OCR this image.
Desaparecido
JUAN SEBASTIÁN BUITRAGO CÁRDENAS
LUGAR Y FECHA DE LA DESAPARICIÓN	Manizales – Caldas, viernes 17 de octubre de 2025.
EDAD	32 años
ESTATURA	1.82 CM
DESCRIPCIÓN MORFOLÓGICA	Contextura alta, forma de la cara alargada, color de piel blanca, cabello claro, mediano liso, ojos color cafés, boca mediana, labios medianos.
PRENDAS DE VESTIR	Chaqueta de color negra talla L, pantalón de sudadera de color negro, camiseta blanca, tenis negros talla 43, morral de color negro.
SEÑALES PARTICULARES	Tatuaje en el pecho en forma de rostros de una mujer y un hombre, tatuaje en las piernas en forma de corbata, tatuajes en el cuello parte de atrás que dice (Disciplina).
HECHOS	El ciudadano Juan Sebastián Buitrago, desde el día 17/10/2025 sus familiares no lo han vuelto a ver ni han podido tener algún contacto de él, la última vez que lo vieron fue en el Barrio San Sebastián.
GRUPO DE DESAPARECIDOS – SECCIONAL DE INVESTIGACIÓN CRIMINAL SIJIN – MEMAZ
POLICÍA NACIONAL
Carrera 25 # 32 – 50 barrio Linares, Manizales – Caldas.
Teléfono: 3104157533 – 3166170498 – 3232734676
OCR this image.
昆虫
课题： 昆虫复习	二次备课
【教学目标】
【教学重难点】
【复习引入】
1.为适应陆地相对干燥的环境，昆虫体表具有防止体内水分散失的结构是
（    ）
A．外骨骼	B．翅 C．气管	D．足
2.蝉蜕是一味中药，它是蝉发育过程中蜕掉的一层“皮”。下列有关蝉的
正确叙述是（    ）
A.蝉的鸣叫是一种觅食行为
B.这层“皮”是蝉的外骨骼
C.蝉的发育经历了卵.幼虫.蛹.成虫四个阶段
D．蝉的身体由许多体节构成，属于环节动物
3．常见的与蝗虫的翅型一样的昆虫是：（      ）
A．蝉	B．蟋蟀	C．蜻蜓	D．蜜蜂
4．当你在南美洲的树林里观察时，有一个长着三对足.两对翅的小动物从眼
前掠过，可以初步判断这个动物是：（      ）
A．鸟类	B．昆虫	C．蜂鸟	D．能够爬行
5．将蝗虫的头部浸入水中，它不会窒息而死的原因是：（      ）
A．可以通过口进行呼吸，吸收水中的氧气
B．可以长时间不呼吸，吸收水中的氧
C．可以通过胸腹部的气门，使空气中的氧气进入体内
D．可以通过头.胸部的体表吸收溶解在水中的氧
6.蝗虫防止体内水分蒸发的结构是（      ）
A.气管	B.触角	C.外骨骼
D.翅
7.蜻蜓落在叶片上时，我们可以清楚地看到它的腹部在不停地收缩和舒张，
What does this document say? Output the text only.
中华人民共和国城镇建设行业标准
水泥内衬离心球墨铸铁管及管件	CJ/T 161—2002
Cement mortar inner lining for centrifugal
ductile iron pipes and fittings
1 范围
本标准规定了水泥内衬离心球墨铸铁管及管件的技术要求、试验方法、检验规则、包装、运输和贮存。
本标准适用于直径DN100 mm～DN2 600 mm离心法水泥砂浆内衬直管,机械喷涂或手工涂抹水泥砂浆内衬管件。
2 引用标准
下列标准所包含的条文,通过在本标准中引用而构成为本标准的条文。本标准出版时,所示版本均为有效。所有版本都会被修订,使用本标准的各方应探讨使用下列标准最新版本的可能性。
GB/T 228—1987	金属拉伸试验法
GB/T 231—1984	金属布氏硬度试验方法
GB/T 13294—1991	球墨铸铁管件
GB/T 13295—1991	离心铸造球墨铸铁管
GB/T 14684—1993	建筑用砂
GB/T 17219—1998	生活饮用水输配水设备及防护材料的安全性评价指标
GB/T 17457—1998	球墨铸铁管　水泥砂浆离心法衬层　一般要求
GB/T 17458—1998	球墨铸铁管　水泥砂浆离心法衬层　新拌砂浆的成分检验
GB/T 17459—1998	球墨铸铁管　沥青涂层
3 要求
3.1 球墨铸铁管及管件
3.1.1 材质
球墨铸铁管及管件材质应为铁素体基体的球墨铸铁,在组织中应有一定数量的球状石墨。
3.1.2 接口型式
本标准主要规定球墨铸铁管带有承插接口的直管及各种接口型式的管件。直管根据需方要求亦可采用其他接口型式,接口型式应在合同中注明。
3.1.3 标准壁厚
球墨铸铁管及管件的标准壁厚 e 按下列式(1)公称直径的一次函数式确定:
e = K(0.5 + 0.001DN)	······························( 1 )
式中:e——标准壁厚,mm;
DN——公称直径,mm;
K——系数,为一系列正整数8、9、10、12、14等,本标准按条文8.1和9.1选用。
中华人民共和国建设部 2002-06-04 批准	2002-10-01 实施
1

+---+

Written task: Using the material above, print every entry exactly as written.

Written answer:
OCR this image.
Desaparecido
JUAN SEBASTIÁN BUITRAGO CÁRDENAS
LUGAR Y FECHA DE LA DESAPARICIÓN	Manizales – Caldas, viernes 17 de octubre de 2025.
EDAD	32 años
ESTATURA	1.82 CM
DESCRIPCIÓN MORFOLÓGICA	Contextura alta, forma de la cara alargada, color de piel blanca, cabello claro, mediano liso, ojos color cafés, boca mediana, labios medianos.
PRENDAS DE VESTIR	Chaqueta de color negra talla L, pantalón de sudadera de color negro, camiseta blanca, tenis negros talla 43, morral de color negro.
SEÑALES PARTICULARES	Tatuaje en el pecho en forma de rostros de una mujer y un hombre, tatuaje en las piernas en forma de corbata, tatuajes en el cuello parte de atrás que dice (Disciplina).
HECHOS	El ciudadano Juan Sebastián Buitrago, desde el día 17/10/2025 sus familiares no lo han vuelto a ver ni han podido tener algún contacto de él, la última vez que lo vieron fue en el Barrio San Sebastián.
GRUPO DE DESAPARECIDOS – SECCIONAL DE INVESTIGACIÓN CRIMINAL SIJIN – MEMAZ
POLICÍA NACIONAL
Carrera 25 # 32 – 50 barrio Linares, Manizales – Caldas.
Teléfono: 3104157533 – 3166170498 – 3232734676
OCR this image.
昆虫
课题： 昆虫复习	二次备课
【教学目标】
【教学重难点】
【复习引入】
1.为适应陆地相对干燥的环境，昆虫体表具有防止体内水分散失的结构是
（    ）
A．外骨骼	B．翅 C．气管	D．足
2.蝉蜕是一味中药，它是蝉发育过程中蜕掉的一层“皮”。下列有关蝉的
正确叙述是（    ）
A.蝉的鸣叫是一种觅食行为
B.这层“皮”是蝉的外骨骼
C.蝉的发育经历了卵.幼虫.蛹.成虫四个阶段
D．蝉的身体由许多体节构成，属于环节动物
3．常见的与蝗虫的翅型一样的昆虫是：（      ）
A．蝉	B．蟋蟀	C．蜻蜓	D．蜜蜂
4．当你在南美洲的树林里观察时，有一个长着三对足.两对翅的小动物从眼
前掠过，可以初步判断这个动物是：（      ）
A．鸟类	B．昆虫	C．蜂鸟	D．能够爬行
5．将蝗虫的头部浸入水中，它不会窒息而死的原因是：（      ）
A．可以通过口进行呼吸，吸收水中的氧气
B．可以长时间不呼吸，吸收水中的氧
C．可以通过胸腹部的气门，使空气中的氧气进入体内
D．可以通过头.胸部的体表吸收溶解在水中的氧
6.蝗虫防止体内水分蒸发的结构是（      ）
A.气管	B.触角	C.外骨骼
D.翅
7.蜻蜓落在叶片上时，我们可以清楚地看到它的腹部在不停地收缩和舒张，
What does this document say? Output the text only.
中华人民共和国城镇建设行业标准
水泥内衬离心球墨铸铁管及管件	CJ/T 161—2002
Cement mortar inner lining for centrifugal
ductile iron pipes and fittings
1 范围
本标准规定了水泥内衬离心球墨铸铁管及管件的技术要求、试验方法、检验规则、包装、运输和贮存。
本标准适用于直径DN100 mm～DN2 600 mm离心法水泥砂浆内衬直管,机械喷涂或手工涂抹水泥砂浆内衬管件。
2 引用标准
下列标准所包含的条文,通过在本标准中引用而构成为本标准的条文。本标准出版时,所示版本均为有效。所有版本都会被修订,使用本标准的各方应探讨使用下列标准最新版本的可能性。
GB/T 228—1987	金属拉伸试验法
GB/T 231—1984	金属布氏硬度试验方法
GB/T 13294—1991	球墨铸铁管件
GB/T 13295—1991	离心铸造球墨铸铁管
GB/T 14684—1993	建筑用砂
GB/T 17219—1998	生活饮用水输配水设备及防护材料的安全性评价指标
GB/T 17457—1998	球墨铸铁管　水泥砂浆离心法衬层　一般要求
GB/T 17458—1998	球墨铸铁管　水泥砂浆离心法衬层　新拌砂浆的成分检验
GB/T 17459—1998	球墨铸铁管　沥青涂层
3 要求
3.1 球墨铸铁管及管件
3.1.1 材质
球墨铸铁管及管件材质应为铁素体基体的球墨铸铁,在组织中应有一定数量的球状石墨。
3.1.2 接口型式
本标准主要规定球墨铸铁管带有承插接口的直管及各种接口型式的管件。直管根据需方要求亦可采用其他接口型式,接口型式应在合同中注明。
3.1.3 标准壁厚
球墨铸铁管及管件的标准壁厚 e 按下列式(1)公称直径的一次函数式确定:
e = K(0.5 + 0.001DN)	······························( 1 )
式中:e——标准壁厚,mm;
DN——公称直径,mm;
K——系数,为一系列正整数8、9、10、12、14等,本标准按条文8.1和9.1选用。
中华人民共和国建设部 2002-06-04 批准	2002-10-01 实施
1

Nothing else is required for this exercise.